◆ WORK TO BE COMPLETED: Extract each line holding the word "median" from the entries.
## START GIVEN RECORDS
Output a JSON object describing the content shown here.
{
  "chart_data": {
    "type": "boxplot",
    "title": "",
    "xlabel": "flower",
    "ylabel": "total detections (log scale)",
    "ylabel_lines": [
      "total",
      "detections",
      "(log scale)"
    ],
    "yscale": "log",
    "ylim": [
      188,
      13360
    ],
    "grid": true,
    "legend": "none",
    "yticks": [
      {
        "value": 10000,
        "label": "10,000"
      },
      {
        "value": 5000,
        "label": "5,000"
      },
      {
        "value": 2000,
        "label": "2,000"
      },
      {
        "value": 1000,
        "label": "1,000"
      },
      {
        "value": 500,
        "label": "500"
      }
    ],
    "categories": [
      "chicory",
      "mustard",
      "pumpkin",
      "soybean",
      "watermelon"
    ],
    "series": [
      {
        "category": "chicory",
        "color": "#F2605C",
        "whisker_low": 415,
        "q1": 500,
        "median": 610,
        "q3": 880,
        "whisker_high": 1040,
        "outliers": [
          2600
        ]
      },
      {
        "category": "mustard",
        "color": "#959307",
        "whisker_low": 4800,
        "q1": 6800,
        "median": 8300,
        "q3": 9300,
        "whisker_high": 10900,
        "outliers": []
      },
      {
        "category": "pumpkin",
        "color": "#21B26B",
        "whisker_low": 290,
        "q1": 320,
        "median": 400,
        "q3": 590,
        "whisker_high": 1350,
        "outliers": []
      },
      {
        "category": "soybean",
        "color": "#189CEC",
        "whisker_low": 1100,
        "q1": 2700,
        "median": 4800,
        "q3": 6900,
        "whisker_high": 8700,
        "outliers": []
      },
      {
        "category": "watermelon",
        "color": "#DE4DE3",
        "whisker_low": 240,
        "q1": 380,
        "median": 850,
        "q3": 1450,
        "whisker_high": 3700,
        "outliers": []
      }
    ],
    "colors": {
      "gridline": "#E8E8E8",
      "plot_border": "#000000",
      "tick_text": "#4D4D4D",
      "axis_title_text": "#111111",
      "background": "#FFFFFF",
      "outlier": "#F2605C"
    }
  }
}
## END GIVEN RECORDS
◆ EXERCISE ANSWER:
        "median": 610,
        "median": 8300,
        "median": 400,
        "median": 4800,
        "median": 850,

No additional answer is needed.